Stored dataset items:
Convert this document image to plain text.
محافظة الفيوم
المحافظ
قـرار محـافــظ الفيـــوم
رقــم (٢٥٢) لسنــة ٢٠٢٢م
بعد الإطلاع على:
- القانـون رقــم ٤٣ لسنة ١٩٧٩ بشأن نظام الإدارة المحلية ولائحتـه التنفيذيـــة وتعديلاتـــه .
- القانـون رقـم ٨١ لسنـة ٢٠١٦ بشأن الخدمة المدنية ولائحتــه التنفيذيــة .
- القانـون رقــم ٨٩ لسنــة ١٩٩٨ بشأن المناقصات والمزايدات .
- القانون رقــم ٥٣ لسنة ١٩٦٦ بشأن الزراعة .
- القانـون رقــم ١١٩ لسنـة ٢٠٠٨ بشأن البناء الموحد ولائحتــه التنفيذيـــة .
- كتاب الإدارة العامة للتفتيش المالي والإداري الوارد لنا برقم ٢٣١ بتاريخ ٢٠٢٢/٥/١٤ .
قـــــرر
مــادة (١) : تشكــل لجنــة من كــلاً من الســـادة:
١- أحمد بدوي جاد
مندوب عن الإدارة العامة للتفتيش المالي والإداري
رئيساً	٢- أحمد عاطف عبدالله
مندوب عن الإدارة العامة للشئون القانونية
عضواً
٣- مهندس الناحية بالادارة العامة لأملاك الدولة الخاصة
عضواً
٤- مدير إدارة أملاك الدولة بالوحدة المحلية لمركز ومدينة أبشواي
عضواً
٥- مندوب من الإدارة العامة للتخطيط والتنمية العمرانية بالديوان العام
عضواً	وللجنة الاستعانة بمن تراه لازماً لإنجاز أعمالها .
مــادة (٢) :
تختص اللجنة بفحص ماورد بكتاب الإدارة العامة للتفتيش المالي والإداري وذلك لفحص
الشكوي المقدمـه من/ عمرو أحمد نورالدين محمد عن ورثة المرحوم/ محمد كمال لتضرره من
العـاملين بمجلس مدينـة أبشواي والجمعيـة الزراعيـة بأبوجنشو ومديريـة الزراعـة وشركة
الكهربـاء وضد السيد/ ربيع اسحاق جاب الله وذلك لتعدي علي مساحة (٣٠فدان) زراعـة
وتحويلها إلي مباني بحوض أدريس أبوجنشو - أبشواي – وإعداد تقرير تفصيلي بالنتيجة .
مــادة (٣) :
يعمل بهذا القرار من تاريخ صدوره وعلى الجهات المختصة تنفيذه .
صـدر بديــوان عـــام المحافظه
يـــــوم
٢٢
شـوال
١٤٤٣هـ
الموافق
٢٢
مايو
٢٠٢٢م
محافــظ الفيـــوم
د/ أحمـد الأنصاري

| Task prompt |
Gather all lines with the string "الدولة" from the data.

| Solution |
٣- مهندس الناحية بالادارة العامة لأملاك الدولة الخاصة
٤- مدير إدارة أملاك الدولة بالوحدة المحلية لمركز ومدينة أبشواي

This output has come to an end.